→ **Exercise aim**: Read through the records below and copy each line that uses the word "lumen".

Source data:

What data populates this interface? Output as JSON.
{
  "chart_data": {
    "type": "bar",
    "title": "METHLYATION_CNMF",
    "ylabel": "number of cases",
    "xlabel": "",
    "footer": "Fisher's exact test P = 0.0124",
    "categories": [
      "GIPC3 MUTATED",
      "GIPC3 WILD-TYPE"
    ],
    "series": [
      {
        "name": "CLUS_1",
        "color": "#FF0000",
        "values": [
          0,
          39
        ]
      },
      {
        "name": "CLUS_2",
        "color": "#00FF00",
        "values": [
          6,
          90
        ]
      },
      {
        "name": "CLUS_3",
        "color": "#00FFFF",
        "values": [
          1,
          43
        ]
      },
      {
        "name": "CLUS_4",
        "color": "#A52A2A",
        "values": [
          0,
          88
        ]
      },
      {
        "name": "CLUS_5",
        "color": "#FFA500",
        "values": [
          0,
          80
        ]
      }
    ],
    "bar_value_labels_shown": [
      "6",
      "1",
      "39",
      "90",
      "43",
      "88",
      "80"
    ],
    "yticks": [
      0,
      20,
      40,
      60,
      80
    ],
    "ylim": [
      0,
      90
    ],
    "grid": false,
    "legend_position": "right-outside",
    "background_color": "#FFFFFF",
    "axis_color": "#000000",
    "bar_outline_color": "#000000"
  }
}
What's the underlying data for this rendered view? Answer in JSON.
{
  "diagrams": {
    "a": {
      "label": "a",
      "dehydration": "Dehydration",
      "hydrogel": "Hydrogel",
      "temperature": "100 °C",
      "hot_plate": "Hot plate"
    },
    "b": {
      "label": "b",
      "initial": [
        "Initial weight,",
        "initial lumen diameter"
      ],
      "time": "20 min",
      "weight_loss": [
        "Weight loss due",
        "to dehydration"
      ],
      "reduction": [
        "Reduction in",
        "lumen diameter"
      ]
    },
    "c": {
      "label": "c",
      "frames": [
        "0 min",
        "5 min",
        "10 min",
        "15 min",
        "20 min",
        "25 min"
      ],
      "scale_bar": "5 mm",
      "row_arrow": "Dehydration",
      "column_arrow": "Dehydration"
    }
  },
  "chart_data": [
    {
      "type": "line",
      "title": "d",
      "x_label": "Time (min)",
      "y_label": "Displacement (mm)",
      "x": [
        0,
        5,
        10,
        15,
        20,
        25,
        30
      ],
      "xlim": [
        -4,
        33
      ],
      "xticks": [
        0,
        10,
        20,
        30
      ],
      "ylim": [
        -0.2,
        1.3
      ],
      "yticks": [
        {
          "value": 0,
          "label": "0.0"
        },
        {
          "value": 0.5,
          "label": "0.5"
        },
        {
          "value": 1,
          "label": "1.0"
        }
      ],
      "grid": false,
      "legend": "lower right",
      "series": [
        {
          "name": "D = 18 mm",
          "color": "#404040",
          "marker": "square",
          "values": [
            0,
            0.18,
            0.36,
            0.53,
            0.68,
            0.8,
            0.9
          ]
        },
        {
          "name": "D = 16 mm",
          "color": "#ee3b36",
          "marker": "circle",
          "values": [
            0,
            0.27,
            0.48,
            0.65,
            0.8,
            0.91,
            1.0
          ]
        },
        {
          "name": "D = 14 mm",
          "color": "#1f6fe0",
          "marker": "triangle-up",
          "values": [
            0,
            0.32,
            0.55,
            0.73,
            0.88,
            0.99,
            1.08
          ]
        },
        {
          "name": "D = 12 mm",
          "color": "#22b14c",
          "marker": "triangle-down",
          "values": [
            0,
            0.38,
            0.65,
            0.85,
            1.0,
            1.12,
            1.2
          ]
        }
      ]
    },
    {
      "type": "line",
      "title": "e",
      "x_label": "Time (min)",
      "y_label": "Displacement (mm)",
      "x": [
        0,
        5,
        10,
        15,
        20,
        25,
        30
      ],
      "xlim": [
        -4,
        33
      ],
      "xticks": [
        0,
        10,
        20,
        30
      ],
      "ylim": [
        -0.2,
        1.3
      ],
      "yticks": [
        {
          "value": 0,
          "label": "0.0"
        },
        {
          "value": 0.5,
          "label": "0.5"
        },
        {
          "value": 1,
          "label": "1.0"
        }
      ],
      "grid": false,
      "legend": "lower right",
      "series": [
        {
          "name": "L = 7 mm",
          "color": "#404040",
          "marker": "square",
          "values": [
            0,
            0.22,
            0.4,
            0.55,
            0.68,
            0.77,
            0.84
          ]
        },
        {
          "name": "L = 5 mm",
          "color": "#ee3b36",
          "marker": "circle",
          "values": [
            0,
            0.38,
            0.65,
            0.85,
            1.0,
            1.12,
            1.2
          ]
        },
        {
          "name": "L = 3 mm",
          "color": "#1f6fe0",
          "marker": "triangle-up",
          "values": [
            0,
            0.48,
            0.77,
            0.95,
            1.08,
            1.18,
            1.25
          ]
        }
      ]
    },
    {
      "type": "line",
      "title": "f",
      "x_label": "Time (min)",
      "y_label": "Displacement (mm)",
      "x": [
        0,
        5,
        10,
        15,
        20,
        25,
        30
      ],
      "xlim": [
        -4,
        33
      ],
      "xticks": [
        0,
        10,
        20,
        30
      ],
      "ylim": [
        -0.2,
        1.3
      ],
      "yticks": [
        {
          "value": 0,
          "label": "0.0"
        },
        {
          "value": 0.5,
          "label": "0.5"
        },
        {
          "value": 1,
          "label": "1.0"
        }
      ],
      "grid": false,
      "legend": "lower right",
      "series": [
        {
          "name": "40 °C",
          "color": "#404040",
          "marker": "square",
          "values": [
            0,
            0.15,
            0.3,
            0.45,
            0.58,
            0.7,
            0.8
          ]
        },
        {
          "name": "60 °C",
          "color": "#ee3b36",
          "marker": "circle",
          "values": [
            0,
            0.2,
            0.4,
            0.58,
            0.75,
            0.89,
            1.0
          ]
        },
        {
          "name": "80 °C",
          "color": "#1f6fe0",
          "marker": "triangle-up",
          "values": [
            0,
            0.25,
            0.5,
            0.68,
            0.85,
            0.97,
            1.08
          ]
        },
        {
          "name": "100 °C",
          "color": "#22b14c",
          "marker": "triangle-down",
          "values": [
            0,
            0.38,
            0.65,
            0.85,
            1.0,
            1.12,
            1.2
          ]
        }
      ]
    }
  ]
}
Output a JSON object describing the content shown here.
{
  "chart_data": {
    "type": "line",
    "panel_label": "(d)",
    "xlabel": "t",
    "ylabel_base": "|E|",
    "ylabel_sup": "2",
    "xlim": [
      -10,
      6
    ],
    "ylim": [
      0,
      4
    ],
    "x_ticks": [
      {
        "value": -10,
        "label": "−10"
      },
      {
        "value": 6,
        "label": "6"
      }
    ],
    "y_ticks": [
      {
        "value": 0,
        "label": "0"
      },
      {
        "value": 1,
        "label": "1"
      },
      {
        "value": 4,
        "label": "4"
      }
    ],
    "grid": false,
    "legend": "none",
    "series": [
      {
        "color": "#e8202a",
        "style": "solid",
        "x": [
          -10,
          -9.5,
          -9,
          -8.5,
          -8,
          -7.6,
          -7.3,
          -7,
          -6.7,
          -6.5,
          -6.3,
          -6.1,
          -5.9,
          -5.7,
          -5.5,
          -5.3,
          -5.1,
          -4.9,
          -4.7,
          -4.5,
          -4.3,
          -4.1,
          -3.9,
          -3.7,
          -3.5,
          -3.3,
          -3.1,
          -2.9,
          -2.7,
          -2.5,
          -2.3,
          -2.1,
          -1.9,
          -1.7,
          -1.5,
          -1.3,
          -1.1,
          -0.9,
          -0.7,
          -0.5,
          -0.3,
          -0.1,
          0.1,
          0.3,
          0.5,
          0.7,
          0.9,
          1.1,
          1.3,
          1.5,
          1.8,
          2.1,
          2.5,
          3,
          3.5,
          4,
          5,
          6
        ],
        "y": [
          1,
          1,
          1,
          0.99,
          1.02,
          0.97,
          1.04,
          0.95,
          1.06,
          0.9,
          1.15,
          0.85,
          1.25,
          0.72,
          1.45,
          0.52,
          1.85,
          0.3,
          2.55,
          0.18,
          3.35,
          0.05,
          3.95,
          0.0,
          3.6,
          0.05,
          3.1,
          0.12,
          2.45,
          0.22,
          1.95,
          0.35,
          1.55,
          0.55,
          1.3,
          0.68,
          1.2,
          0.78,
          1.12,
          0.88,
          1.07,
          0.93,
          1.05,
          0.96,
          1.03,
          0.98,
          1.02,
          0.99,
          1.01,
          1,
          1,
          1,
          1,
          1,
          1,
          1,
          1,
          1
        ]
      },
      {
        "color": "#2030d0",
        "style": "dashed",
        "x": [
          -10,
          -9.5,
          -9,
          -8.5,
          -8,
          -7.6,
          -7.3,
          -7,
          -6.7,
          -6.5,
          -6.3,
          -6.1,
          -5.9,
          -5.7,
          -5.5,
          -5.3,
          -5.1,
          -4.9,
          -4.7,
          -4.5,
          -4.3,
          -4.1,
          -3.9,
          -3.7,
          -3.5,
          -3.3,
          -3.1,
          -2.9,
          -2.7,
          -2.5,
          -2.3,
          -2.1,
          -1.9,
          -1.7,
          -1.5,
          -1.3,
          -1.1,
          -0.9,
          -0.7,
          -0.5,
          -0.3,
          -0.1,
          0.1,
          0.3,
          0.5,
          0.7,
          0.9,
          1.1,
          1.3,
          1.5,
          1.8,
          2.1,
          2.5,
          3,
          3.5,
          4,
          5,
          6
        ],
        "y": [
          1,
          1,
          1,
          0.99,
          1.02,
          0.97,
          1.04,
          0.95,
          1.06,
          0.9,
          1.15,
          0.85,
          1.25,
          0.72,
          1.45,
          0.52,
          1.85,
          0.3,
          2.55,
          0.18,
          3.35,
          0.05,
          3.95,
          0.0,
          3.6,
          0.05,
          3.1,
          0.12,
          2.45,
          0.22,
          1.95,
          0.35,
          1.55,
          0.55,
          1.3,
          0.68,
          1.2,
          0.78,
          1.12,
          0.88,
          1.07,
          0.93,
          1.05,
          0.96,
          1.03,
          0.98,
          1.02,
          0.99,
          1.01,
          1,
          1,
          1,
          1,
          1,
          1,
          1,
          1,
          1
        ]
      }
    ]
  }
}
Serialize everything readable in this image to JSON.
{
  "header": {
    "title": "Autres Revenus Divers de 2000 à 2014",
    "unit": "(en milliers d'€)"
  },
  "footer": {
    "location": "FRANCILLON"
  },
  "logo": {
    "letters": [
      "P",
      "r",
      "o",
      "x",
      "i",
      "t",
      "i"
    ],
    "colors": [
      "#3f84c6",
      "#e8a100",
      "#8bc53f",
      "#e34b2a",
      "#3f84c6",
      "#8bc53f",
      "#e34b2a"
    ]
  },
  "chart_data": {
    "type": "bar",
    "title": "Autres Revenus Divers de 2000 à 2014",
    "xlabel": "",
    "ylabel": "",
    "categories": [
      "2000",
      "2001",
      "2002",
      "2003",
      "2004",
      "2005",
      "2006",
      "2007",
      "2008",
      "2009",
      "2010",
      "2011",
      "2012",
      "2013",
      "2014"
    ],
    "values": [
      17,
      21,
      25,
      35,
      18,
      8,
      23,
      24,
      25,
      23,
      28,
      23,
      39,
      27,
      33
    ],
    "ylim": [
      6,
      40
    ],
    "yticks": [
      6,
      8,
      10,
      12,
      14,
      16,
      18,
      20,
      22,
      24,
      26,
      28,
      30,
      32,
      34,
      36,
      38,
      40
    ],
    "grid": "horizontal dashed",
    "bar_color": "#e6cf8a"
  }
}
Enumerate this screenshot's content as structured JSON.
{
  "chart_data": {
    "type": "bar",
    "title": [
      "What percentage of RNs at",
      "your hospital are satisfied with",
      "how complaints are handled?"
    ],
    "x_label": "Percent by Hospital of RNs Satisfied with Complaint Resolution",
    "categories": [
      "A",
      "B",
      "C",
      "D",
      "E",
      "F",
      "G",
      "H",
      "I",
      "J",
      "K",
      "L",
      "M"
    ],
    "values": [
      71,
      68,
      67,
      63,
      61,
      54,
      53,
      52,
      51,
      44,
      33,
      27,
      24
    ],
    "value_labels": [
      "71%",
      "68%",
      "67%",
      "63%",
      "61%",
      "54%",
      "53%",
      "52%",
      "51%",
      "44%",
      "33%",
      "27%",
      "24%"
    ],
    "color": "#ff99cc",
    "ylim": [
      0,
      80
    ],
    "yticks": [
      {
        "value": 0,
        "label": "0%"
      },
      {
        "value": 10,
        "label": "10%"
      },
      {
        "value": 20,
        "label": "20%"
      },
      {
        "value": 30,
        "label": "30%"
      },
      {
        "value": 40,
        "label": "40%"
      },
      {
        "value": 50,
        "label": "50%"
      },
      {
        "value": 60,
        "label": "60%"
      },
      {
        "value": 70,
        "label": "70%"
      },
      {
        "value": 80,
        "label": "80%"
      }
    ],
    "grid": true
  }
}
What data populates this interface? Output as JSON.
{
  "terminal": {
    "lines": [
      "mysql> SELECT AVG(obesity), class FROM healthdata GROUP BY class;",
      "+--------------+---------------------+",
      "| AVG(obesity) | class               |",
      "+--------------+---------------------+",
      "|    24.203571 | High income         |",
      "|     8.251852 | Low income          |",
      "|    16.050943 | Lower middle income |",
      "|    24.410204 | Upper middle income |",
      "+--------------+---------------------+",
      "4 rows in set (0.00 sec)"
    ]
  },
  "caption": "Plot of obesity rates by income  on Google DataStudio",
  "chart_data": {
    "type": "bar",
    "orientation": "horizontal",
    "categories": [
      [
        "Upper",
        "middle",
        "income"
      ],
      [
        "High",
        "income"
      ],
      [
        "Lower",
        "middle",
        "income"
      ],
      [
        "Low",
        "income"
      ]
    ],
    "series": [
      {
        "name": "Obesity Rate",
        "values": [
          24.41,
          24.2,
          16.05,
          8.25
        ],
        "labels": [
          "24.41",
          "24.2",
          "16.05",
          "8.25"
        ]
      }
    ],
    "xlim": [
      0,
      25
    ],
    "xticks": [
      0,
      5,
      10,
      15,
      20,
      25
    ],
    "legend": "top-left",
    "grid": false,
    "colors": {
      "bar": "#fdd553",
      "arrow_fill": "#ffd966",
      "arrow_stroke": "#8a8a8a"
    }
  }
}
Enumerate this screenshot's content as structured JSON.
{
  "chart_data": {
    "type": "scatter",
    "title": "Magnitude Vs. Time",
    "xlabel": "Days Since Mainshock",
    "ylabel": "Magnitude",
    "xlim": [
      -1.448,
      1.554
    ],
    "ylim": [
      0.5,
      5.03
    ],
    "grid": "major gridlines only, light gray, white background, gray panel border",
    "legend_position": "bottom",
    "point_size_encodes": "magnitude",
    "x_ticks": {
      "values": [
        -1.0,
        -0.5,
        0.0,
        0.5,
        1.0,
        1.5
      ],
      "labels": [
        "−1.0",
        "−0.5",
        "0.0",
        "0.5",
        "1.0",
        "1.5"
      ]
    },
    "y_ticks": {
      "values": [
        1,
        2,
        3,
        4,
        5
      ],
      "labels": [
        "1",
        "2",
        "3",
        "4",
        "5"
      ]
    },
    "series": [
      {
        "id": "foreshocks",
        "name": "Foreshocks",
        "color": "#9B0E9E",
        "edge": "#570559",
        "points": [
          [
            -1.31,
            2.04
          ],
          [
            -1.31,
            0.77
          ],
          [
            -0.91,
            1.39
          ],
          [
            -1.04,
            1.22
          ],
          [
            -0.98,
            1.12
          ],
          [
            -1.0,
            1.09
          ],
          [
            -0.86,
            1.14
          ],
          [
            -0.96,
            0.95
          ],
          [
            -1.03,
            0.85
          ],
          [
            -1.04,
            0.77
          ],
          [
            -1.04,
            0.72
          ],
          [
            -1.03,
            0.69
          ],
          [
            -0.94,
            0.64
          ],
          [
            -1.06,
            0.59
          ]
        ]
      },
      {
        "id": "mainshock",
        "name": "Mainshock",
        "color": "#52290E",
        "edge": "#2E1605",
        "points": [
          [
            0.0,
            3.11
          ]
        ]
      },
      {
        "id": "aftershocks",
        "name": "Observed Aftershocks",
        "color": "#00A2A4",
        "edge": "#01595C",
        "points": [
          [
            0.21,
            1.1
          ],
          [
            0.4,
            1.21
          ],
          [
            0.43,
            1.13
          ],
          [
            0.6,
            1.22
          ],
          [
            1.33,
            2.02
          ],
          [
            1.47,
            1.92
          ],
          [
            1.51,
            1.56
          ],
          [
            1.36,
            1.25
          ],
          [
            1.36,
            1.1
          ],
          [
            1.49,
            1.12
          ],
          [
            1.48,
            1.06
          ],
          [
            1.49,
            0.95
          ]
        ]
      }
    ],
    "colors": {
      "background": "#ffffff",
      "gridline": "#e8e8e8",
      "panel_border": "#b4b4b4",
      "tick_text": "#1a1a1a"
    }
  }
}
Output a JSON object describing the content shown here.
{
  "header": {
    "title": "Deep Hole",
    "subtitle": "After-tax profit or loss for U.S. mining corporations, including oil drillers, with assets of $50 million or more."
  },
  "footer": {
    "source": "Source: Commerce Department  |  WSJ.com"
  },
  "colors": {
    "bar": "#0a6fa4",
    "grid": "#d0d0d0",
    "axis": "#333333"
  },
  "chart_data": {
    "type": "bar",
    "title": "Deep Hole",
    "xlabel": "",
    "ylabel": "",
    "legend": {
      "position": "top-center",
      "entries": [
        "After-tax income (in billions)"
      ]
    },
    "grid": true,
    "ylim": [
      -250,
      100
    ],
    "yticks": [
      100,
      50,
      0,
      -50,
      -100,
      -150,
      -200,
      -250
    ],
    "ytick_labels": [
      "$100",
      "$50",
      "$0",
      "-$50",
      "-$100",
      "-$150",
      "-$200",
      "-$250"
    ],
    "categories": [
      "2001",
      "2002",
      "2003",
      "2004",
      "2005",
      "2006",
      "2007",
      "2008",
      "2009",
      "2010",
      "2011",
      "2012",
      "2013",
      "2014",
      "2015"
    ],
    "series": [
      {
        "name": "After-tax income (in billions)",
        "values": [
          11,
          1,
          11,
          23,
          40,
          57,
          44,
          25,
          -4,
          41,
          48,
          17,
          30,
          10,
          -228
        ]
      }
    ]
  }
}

→ **Solution to the exercise**:
        "initial lumen diameter"
        "lumen diameter"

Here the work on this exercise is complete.